**EXERCISE DIRECTIONS:** Gather every line of the entries that includes the word "ассигнований".

**DATA LINES:**
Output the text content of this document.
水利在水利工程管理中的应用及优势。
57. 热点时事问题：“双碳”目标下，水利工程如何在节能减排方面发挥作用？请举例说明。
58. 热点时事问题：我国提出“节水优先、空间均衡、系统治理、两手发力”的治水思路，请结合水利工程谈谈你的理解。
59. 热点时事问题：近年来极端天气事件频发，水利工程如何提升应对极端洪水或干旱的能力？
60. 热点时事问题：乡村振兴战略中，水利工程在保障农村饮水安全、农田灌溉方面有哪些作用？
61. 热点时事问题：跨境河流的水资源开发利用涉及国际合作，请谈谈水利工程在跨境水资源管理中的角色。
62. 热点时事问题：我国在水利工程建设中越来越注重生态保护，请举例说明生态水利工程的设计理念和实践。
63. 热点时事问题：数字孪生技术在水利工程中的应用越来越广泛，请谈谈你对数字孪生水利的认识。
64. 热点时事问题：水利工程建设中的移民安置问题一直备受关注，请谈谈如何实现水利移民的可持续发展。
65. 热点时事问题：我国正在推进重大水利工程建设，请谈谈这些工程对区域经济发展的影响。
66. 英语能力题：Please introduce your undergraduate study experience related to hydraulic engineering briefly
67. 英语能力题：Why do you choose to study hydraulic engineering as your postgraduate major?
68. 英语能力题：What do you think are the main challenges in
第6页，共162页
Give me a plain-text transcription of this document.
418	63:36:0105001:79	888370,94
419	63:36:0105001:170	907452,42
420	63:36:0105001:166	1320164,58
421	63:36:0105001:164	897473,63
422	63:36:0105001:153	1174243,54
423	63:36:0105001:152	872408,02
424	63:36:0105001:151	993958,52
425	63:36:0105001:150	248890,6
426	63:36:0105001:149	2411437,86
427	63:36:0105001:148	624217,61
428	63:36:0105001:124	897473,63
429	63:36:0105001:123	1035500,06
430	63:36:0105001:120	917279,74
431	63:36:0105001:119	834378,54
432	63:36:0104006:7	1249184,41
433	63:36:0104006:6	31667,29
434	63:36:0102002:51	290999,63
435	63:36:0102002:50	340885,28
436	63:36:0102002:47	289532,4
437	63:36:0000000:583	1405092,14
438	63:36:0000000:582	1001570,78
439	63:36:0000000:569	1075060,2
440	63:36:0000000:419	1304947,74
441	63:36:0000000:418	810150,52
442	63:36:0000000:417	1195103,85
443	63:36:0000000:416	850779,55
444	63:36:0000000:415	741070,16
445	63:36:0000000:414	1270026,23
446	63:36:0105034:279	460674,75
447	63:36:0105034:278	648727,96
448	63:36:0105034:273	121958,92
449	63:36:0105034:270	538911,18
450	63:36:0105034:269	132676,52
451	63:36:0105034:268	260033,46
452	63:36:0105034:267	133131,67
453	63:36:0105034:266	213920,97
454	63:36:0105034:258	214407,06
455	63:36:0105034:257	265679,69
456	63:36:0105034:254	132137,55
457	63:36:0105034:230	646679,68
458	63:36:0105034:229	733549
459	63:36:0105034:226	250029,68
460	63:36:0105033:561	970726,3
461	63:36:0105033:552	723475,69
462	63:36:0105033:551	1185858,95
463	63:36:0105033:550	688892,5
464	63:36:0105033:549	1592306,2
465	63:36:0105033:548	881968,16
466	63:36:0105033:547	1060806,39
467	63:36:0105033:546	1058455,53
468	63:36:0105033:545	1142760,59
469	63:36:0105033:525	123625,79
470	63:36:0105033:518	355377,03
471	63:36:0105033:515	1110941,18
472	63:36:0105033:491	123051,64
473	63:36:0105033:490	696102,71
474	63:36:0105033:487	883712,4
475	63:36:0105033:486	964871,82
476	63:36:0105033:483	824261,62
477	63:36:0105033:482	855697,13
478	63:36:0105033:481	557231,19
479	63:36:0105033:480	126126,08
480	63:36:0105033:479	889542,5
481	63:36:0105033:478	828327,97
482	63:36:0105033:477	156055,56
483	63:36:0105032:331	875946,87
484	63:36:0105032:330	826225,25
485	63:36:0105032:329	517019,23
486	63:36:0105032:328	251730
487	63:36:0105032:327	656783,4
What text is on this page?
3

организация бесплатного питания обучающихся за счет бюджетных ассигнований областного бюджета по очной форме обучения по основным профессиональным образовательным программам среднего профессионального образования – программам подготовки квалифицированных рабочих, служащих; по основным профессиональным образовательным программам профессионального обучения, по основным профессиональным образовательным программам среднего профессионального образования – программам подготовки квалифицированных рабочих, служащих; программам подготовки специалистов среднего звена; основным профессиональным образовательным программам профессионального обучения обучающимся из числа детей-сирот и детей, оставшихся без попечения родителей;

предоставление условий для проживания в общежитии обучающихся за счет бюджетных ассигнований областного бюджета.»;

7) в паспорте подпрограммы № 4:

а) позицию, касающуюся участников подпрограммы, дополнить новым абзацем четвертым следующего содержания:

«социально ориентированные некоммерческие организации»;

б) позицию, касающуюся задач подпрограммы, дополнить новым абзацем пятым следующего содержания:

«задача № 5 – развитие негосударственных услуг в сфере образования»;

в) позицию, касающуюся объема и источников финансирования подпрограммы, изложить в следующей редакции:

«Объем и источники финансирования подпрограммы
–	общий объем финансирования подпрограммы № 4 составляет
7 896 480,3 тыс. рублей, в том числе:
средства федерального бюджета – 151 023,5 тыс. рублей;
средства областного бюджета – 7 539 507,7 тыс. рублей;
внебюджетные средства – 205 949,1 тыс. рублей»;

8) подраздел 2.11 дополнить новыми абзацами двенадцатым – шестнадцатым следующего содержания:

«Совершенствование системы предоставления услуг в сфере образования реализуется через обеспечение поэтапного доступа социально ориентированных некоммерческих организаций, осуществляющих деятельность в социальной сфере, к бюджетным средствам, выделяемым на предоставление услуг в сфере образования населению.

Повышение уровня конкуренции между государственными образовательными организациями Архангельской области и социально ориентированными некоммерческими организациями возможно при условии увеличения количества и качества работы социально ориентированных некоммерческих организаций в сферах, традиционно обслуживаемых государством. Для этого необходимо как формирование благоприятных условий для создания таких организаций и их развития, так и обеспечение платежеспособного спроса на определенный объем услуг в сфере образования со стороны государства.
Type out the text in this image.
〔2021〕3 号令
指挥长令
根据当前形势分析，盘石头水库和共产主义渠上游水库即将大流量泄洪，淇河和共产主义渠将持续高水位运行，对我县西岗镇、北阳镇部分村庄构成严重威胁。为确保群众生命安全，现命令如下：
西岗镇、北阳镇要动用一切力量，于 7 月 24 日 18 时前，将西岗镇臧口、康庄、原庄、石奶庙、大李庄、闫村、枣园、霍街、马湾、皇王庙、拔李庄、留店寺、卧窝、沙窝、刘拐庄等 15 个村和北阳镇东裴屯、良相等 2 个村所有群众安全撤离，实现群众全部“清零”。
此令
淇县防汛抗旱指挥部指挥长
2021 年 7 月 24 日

**FINAL RESULT:**
организация бесплатного питания обучающихся за счет бюджетных ассигнований областного бюджета по очной форме обучения по основным профессиональным образовательным программам среднего профессионального образования – программам подготовки квалифицированных рабочих, служащих; по основным профессиональным образовательным программам профессионального обучения, по основным профессиональным образовательным программам среднего профессионального образования – программам подготовки квалифицированных рабочих, служащих; программам подготовки специалистов среднего звена; основным профессиональным образовательным программам профессионального обучения обучающимся из числа детей-сирот и детей, оставшихся без попечения родителей;
предоставление условий для проживания в общежитии обучающихся за счет бюджетных ассигнований областного бюджета.»;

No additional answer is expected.